*** Data supplied
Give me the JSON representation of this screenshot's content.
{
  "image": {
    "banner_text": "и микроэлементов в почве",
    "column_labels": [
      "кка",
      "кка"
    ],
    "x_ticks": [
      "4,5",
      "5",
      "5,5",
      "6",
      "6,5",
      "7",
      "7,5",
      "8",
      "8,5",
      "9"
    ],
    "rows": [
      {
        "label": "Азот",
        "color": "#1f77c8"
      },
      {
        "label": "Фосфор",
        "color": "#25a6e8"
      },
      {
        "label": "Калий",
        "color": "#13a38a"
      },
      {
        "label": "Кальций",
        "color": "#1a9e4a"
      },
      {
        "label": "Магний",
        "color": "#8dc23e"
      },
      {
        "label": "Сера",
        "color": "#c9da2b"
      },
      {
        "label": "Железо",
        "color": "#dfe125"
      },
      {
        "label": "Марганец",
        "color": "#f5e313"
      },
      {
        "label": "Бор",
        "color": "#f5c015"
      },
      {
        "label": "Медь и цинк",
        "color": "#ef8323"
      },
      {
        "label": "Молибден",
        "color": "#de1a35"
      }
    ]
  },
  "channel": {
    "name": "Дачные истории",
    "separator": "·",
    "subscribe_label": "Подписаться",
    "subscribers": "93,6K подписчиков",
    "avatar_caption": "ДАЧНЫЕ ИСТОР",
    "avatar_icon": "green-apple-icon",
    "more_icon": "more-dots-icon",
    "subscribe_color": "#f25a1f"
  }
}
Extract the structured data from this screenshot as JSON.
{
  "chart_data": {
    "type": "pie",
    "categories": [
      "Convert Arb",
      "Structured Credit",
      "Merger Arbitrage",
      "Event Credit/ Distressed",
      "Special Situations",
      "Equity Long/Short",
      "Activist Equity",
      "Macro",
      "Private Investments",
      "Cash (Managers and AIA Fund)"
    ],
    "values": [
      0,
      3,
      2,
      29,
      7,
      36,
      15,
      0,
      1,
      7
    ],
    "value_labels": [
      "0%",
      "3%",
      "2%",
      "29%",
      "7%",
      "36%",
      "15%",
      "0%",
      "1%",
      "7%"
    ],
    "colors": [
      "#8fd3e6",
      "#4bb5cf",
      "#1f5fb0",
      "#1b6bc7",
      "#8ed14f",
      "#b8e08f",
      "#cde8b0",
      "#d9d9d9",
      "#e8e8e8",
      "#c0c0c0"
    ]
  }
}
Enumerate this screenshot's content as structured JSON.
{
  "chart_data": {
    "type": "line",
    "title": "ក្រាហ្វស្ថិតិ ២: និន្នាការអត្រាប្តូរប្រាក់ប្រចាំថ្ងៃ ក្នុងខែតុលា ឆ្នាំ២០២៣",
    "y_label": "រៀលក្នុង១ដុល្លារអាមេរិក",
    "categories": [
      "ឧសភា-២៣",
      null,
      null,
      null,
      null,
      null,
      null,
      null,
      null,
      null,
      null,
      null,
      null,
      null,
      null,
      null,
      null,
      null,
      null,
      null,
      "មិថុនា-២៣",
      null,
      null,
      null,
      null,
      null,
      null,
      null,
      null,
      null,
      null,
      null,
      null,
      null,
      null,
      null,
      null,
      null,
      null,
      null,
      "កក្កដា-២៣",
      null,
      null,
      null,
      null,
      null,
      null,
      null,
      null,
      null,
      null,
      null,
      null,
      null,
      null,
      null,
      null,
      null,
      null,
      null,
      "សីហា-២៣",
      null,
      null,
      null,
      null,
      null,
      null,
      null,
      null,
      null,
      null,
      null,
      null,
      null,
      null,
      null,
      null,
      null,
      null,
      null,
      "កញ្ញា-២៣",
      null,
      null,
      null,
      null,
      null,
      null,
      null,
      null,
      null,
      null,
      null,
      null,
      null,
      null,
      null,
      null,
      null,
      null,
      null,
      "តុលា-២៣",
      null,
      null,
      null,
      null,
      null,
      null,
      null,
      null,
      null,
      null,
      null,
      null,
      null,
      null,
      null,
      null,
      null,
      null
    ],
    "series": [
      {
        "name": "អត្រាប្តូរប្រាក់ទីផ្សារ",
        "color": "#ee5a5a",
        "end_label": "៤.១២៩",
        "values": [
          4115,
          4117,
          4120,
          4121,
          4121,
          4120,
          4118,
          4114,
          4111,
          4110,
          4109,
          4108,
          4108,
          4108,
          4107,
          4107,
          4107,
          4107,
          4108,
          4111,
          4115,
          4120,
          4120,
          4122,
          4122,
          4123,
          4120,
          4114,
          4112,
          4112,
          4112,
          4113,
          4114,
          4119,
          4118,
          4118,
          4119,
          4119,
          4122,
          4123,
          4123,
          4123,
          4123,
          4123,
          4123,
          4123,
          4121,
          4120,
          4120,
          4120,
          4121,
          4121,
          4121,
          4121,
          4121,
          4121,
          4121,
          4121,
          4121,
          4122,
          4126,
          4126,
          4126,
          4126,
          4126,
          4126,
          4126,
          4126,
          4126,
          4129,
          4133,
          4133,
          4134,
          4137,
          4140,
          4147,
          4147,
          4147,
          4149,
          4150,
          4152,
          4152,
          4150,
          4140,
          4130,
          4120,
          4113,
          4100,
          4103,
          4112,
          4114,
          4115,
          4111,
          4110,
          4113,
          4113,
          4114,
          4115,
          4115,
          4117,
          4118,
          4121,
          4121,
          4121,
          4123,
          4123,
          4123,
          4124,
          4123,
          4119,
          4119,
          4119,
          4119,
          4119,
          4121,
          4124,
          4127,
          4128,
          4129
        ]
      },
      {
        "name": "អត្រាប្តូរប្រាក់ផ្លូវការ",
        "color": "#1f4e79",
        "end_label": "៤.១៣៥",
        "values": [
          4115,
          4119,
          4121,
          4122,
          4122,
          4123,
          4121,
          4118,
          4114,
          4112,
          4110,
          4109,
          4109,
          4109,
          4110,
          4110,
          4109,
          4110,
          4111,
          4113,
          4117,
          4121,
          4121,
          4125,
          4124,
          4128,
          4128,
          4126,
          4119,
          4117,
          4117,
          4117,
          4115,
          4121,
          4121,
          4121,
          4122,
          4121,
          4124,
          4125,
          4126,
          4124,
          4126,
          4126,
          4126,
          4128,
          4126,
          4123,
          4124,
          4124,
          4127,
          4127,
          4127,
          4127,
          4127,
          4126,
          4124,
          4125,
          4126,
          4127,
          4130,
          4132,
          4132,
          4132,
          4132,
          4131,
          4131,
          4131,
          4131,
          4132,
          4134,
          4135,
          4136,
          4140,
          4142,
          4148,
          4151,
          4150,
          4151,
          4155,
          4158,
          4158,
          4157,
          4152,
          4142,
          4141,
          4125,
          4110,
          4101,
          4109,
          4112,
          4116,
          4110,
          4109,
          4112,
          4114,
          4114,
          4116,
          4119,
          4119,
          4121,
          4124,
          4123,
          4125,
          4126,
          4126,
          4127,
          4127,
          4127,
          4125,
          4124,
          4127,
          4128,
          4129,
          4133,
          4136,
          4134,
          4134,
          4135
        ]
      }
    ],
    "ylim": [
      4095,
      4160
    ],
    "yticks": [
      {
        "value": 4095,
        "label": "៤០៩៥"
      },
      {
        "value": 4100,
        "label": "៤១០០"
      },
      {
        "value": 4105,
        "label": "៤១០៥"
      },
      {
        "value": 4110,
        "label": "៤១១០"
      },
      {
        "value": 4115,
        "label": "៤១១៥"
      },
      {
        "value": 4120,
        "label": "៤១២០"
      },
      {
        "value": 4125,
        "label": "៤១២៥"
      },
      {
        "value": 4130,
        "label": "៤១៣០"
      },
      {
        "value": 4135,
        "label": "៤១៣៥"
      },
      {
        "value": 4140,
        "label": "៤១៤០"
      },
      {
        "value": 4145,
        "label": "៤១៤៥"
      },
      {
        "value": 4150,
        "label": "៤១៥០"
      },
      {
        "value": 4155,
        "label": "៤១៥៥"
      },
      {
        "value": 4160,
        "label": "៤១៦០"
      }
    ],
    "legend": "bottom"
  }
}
******
- _Stated problem_: Select every line of the records holding the string "content".

- _Response to the exercise_:
Give me the JSON representation of this screenshot's content.
Enumerate this screenshot's content as structured JSON.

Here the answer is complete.